### Goal of the exercise
In the listing below, find every line with the string "tensor" and pull it out.

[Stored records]
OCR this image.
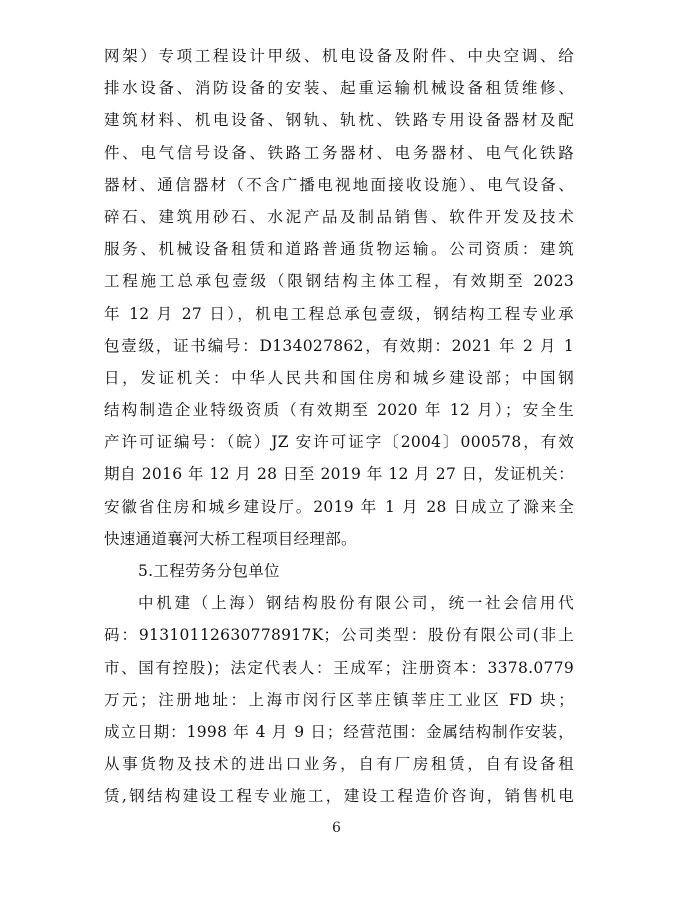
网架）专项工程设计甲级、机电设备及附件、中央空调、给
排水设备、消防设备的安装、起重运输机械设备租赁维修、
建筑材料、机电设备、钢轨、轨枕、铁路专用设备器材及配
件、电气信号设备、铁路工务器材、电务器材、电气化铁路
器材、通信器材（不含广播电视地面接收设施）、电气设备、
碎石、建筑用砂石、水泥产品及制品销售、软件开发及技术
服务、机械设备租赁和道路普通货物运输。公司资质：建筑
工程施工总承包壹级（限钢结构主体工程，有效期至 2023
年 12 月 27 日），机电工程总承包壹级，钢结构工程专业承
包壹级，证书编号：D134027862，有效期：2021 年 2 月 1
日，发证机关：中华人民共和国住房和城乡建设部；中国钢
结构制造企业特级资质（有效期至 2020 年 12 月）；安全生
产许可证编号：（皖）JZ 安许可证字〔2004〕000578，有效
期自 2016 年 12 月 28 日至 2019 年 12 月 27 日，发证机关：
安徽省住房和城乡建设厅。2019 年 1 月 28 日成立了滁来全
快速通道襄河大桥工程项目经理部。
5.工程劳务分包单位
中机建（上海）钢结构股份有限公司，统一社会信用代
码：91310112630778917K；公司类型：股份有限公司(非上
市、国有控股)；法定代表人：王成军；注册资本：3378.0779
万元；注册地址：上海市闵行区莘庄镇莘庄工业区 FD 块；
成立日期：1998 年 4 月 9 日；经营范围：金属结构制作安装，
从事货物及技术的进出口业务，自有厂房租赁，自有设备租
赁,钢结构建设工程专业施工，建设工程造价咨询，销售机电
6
---
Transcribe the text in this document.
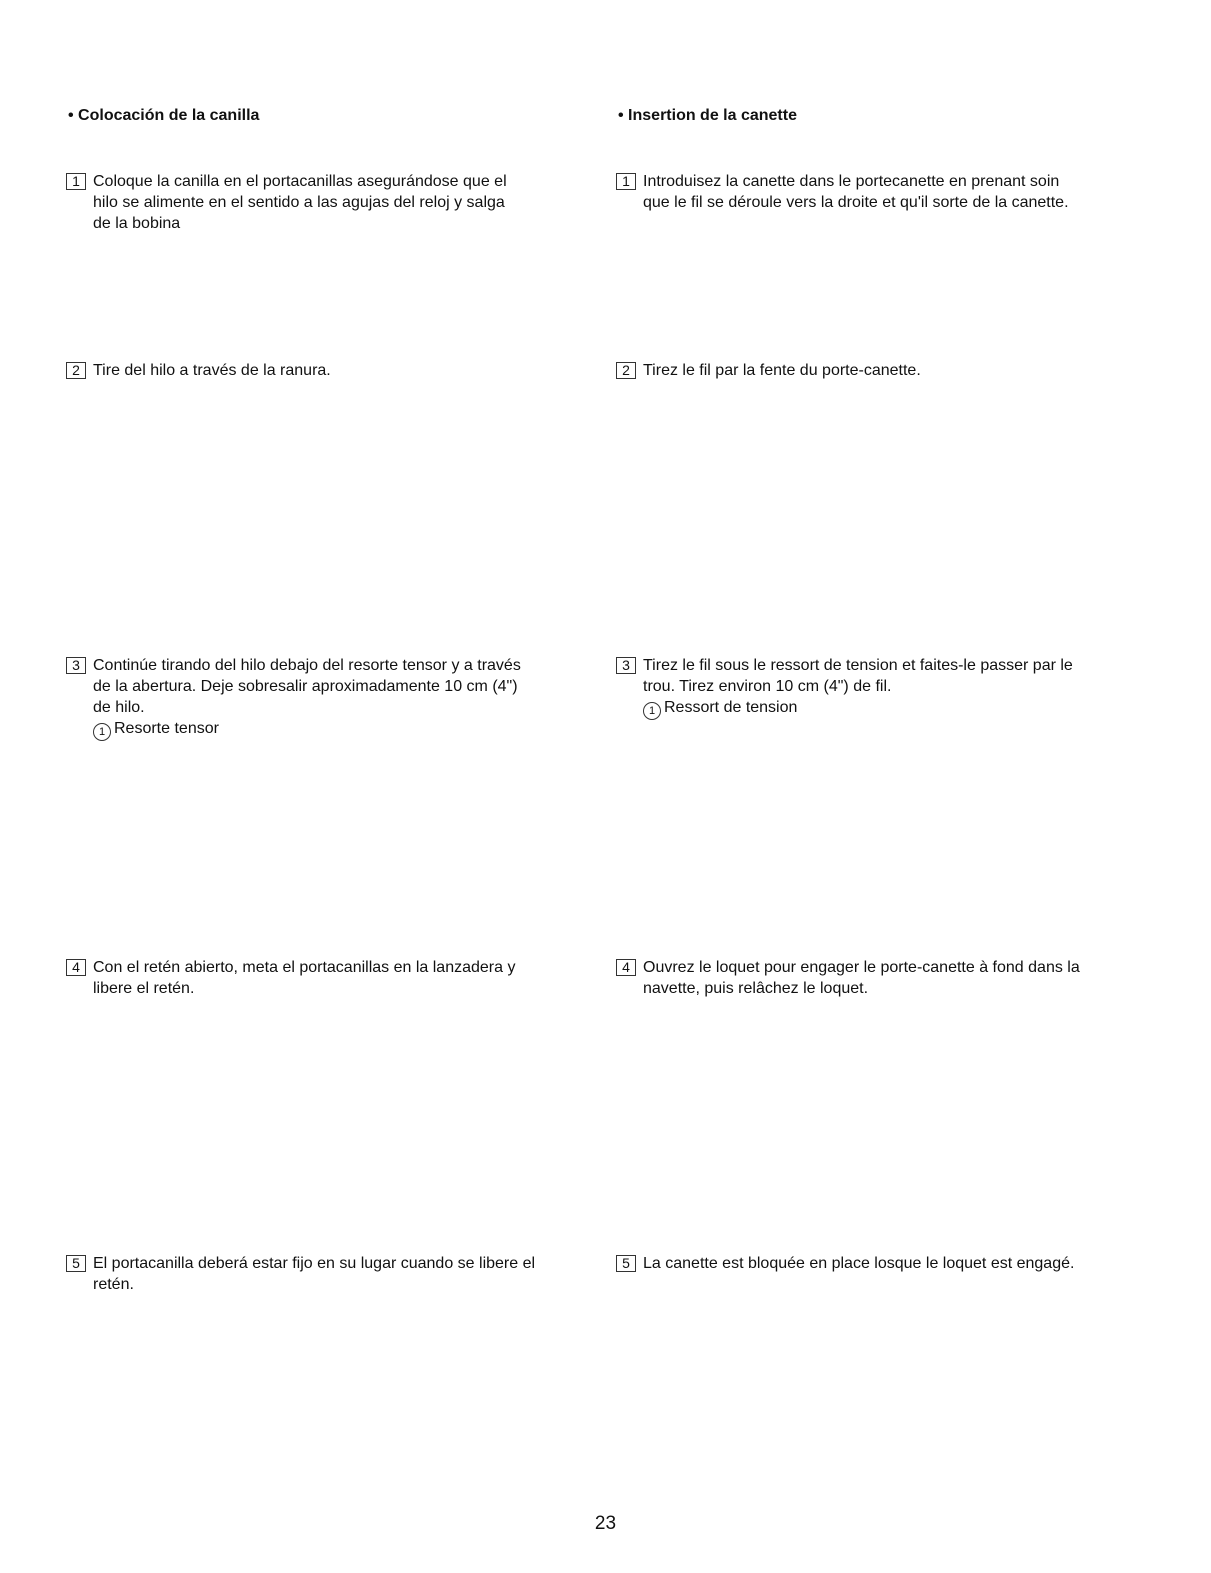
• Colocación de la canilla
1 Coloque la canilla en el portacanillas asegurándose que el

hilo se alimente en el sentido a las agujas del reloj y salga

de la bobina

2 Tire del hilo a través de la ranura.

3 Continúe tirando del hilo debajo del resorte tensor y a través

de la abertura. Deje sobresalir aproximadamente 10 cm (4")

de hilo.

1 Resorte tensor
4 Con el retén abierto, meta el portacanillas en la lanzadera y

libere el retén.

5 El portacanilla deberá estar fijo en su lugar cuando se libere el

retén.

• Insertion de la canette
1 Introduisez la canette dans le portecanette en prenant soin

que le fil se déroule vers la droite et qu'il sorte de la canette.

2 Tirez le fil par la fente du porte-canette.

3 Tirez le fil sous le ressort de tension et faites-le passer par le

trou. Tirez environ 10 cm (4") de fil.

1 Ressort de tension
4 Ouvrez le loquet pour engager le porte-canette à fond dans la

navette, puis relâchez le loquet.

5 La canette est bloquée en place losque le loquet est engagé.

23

### Solved problem
3 Continúe tirando del hilo debajo del resorte tensor y a través
1 Resorte tensor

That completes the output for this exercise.